A block of data:
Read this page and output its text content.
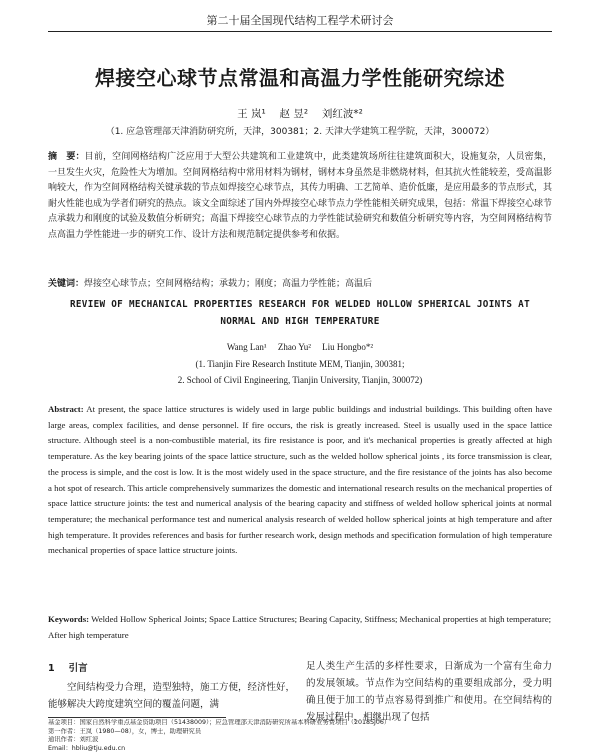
第二十届全国现代结构工程学术研讨会
焊接空心球节点常温和高温力学性能研究综述
王 岚¹　 赵 昱²　 刘红波*²
（1. 应急管理部天津消防研究所，天津，300381；2. 天津大学建筑工程学院，天津，300072）
摘　要：目前，空间网格结构广泛应用于大型公共建筑和工业建筑中，此类建筑场所往往建筑面积大，设施复杂，人员密集，一旦发生火灾，危险性大为增加。空间网格结构中常用材料为钢材，钢材本身虽然是非燃烧材料，但其抗火性能较差，受高温影响较大，作为空间网格结构关键承载的节点如焊接空心球节点，其传力明确、工艺简单、造价低廉，是应用最多的节点形式，其耐火性能也成为学者们研究的热点。该文全面综述了国内外焊接空心球节点力学性能相关研究成果，包括：常温下焊接空心球节点承载力和刚度的试验及数值分析研究；高温下焊接空心球节点的力学性能试验研究和数值分析研究等内容，为空间网格结构节点高温力学性能进一步的研究工作、设计方法和规范制定提供参考和依据。
关键词：焊接空心球节点；空间网格结构；承载力；刚度；高温力学性能；高温后
REVIEW OF MECHANICAL PROPERTIES RESEARCH FOR WELDED HOLLOW SPHERICAL JOINTS AT NORMAL AND HIGH TEMPERATURE
Wang Lan¹　 Zhao Yu²　 Liu Hongbo*²
(1. Tianjin Fire Research Institute MEM, Tianjin, 300381;
2. School of Civil Engineering, Tianjin University, Tianjin, 300072)
Abstract: At present, the space lattice structures is widely used in large public buildings and industrial buildings. This building often have large areas, complex facilities, and dense personnel. If fire occurs, the risk is greatly increased. Steel is usually used in the space lattice structure. Although steel is a non-combustible material, its fire resistance is poor, and it's mechanical properties is greatly affected at high temperature. As the key bearing joints of the space lattice structure, such as the welded hollow spherical joints , its force transmission is clear, the process is simple, and the cost is low. It is the most widely used in the space structure, and the fire resistance of the joints has also become a hot spot of research. This article comprehensively summarizes the domestic and international research results on the mechanical properties of space lattice structure joints: the test and numerical analysis of the bearing capacity and stiffness of welded hollow spherical joints at normal temperature; the mechanical performance test and numerical analysis research of welded hollow spherical joints at high temperature and after high temperature. It provides references and basis for further research work, design methods and specification formulation of high temperature mechanical properties of space lattice structure joints.
Keywords: Welded Hollow Spherical Joints; Space Lattice Structures; Bearing Capacity, Stiffness; Mechanical properties at high temperature; After high temperature
1 引言
空间结构受力合理，造型独特，施工方便，经济性好，能够解决大跨度建筑空间的覆盖问题，满
足人类生产生活的多样性要求，日渐成为一个富有生命力的发展领域。节点作为空间结构的重要组成部分，受力明确且便于加工的节点容易得到推广和使用。在空间结构的发展过程中，相继出现了包括
基金项目：国家自然科学重点基金资助项目（51438009）；应急管理部天津消防研究所基本科研业务费项目（2018SJ06）
第一作者：王岚（1980—08），女，博士，助理研究员
通讯作者：刘红波
Email：hbliu@tju.edu.cn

REQUIRED WORK:
Ignore the images and quote every line of the listing exactly.

WRITTEN RESPONSE:
Read this page and output its text content.
第二十届全国现代结构工程学术研讨会
焊接空心球节点常温和高温力学性能研究综述
王 岚¹　 赵 昱²　 刘红波*²
（1. 应急管理部天津消防研究所，天津，300381；2. 天津大学建筑工程学院，天津，300072）
摘　要：目前，空间网格结构广泛应用于大型公共建筑和工业建筑中，此类建筑场所往往建筑面积大，设施复杂，人员密集，一旦发生火灾，危险性大为增加。空间网格结构中常用材料为钢材，钢材本身虽然是非燃烧材料，但其抗火性能较差，受高温影响较大，作为空间网格结构关键承载的节点如焊接空心球节点，其传力明确、工艺简单、造价低廉，是应用最多的节点形式，其耐火性能也成为学者们研究的热点。该文全面综述了国内外焊接空心球节点力学性能相关研究成果，包括：常温下焊接空心球节点承载力和刚度的试验及数值分析研究；高温下焊接空心球节点的力学性能试验研究和数值分析研究等内容，为空间网格结构节点高温力学性能进一步的研究工作、设计方法和规范制定提供参考和依据。
关键词：焊接空心球节点；空间网格结构；承载力；刚度；高温力学性能；高温后
REVIEW OF MECHANICAL PROPERTIES RESEARCH FOR WELDED HOLLOW SPHERICAL JOINTS AT NORMAL AND HIGH TEMPERATURE
Wang Lan¹　 Zhao Yu²　 Liu Hongbo*²
(1. Tianjin Fire Research Institute MEM, Tianjin, 300381;
2. School of Civil Engineering, Tianjin University, Tianjin, 300072)
Abstract: At present, the space lattice structures is widely used in large public buildings and industrial buildings. This building often have large areas, complex facilities, and dense personnel. If fire occurs, the risk is greatly increased. Steel is usually used in the space lattice structure. Although steel is a non-combustible material, its fire resistance is poor, and it's mechanical properties is greatly affected at high temperature. As the key bearing joints of the space lattice structure, such as the welded hollow spherical joints , its force transmission is clear, the process is simple, and the cost is low. It is the most widely used in the space structure, and the fire resistance of the joints has also become a hot spot of research. This article comprehensively summarizes the domestic and international research results on the mechanical properties of space lattice structure joints: the test and numerical analysis of the bearing capacity and stiffness of welded hollow spherical joints at normal temperature; the mechanical performance test and numerical analysis research of welded hollow spherical joints at high temperature and after high temperature. It provides references and basis for further research work, design methods and specification formulation of high temperature mechanical properties of space lattice structure joints.
Keywords: Welded Hollow Spherical Joints; Space Lattice Structures; Bearing Capacity, Stiffness; Mechanical properties at high temperature; After high temperature
1 引言
空间结构受力合理，造型独特，施工方便，经济性好，能够解决大跨度建筑空间的覆盖问题，满
足人类生产生活的多样性要求，日渐成为一个富有生命力的发展领域。节点作为空间结构的重要组成部分，受力明确且便于加工的节点容易得到推广和使用。在空间结构的发展过程中，相继出现了包括
基金项目：国家自然科学重点基金资助项目（51438009）；应急管理部天津消防研究所基本科研业务费项目（2018SJ06）
第一作者：王岚（1980—08），女，博士，助理研究员
通讯作者：刘红波
Email：hbliu@tju.edu.cn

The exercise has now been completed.